━━━━━ Dataset excerpts

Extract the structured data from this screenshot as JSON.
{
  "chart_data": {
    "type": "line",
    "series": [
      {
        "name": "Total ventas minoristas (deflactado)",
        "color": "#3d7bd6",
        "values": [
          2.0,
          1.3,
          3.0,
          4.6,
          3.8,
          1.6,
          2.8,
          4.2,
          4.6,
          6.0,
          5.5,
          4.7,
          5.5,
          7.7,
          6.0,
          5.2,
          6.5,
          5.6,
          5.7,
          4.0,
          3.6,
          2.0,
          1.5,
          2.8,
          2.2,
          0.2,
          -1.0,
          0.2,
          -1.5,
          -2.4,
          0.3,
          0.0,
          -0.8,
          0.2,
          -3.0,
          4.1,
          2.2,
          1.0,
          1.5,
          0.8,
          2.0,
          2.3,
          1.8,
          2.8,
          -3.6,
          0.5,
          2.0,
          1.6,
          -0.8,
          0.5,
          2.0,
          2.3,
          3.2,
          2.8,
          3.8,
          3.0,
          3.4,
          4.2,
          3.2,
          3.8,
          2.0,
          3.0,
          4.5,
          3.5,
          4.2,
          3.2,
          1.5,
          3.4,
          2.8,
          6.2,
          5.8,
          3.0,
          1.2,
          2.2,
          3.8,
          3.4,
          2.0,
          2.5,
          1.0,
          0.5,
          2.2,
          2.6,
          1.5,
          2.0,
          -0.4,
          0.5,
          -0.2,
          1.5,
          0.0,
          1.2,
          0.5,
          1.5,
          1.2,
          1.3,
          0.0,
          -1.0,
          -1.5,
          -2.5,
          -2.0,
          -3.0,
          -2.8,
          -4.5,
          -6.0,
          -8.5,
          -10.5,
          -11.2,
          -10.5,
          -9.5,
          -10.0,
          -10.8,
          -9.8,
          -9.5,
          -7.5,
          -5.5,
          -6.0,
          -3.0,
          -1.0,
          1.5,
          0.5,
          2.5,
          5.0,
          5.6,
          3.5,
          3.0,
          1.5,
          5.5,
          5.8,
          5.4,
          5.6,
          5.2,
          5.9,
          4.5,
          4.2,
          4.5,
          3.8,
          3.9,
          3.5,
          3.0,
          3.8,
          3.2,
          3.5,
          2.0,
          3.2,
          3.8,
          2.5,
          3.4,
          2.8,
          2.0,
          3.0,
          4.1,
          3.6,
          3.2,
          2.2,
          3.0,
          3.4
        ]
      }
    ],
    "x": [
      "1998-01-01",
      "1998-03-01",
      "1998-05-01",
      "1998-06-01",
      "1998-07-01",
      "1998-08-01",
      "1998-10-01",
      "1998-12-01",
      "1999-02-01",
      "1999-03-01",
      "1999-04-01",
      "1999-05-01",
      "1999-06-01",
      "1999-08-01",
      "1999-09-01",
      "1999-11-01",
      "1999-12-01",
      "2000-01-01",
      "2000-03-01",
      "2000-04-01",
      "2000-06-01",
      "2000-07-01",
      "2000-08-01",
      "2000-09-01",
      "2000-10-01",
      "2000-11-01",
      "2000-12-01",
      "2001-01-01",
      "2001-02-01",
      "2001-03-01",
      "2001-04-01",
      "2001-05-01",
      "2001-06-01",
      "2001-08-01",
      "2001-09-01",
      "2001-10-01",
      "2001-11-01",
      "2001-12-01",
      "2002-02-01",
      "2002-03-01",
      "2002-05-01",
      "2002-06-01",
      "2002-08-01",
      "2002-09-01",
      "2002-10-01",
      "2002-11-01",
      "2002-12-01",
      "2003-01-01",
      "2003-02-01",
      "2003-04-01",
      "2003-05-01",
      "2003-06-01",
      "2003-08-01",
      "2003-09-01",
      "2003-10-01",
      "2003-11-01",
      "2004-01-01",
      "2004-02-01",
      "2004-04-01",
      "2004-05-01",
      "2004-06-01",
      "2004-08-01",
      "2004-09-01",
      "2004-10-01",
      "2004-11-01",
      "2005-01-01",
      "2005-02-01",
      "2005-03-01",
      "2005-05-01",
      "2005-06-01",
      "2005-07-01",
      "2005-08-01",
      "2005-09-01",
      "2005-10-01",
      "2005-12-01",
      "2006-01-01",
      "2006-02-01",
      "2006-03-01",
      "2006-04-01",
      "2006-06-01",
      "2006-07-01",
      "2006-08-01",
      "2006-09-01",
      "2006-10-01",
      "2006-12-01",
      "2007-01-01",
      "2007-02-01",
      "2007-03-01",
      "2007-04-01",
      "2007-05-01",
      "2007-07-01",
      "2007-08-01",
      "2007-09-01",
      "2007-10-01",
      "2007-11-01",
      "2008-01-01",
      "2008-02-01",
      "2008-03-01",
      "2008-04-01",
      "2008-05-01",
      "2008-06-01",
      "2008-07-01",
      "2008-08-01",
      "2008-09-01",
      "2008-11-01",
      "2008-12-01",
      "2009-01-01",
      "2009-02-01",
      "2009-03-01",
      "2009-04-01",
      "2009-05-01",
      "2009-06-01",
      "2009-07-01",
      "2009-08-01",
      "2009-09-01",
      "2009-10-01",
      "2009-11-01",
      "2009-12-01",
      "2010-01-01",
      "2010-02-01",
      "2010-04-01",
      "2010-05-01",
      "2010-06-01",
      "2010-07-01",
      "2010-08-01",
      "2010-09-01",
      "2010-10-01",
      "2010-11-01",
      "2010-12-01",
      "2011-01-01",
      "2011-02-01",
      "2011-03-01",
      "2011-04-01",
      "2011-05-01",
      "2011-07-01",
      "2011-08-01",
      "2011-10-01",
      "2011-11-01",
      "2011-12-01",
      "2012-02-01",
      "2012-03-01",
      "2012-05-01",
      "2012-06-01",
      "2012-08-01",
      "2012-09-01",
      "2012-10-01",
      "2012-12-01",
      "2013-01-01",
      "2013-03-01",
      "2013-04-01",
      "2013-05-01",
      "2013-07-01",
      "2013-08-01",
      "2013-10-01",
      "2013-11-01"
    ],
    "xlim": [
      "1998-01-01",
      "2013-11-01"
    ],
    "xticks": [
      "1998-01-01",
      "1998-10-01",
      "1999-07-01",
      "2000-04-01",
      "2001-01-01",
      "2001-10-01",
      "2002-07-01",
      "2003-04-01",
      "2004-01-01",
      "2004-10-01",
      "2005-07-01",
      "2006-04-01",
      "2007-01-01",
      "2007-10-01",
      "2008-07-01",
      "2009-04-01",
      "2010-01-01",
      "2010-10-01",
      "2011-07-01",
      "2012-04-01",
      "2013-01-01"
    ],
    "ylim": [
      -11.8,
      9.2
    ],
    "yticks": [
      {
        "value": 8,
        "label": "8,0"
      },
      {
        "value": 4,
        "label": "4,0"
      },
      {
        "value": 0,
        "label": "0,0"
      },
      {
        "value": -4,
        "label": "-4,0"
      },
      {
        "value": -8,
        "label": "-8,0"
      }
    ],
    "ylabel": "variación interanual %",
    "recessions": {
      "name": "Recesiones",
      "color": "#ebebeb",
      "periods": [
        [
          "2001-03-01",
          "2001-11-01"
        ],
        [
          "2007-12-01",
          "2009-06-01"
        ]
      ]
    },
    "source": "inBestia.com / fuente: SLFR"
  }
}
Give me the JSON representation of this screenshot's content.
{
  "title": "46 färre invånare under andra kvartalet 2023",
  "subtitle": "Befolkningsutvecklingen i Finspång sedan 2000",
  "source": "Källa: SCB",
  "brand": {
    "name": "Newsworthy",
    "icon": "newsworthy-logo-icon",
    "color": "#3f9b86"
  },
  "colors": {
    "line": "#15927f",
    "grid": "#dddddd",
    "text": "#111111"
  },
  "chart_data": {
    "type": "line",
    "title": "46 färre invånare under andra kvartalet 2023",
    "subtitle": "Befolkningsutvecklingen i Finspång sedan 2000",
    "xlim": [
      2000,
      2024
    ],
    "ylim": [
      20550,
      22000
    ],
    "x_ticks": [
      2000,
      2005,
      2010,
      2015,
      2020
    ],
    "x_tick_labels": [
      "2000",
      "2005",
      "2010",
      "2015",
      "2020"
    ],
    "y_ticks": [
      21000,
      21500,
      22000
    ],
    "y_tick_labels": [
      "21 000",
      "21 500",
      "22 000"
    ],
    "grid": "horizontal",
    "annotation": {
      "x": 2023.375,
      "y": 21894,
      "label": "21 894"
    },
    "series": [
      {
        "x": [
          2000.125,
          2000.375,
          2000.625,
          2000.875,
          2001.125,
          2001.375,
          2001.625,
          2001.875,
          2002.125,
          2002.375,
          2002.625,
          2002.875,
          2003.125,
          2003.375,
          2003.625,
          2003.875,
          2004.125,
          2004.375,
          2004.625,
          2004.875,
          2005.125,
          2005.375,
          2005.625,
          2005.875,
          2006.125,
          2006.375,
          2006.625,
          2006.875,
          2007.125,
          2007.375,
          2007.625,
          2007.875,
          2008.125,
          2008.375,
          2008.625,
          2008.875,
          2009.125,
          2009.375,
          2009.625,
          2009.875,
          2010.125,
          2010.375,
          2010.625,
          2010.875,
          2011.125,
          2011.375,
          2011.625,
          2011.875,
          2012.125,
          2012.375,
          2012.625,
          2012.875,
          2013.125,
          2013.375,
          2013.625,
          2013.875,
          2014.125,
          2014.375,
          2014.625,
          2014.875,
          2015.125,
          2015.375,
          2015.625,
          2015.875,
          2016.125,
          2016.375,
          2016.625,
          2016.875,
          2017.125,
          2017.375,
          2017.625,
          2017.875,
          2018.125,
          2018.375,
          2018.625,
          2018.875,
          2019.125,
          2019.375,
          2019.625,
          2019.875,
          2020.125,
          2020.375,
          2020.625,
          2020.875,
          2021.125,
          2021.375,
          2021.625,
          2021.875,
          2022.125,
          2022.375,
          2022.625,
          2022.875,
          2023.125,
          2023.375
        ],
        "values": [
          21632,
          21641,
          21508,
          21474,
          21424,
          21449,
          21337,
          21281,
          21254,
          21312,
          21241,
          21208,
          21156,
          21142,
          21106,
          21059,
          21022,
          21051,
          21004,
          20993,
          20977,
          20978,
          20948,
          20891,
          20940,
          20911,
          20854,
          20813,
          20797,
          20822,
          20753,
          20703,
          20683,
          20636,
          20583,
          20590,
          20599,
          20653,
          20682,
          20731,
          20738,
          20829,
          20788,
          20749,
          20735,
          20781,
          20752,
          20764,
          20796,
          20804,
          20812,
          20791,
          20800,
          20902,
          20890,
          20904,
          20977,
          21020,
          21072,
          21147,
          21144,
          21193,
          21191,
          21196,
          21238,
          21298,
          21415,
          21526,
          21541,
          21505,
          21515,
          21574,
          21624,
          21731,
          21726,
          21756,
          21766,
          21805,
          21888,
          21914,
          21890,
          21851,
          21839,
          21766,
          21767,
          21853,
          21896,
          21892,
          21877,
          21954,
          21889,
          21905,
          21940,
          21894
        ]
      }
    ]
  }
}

━━━━━━━━━━

Stated goal - Filter the data for the string "source" and copy every line that has it.

Full response -
    "source": "inBestia.com / fuente: SLFR"
  "source": "Källa: SCB",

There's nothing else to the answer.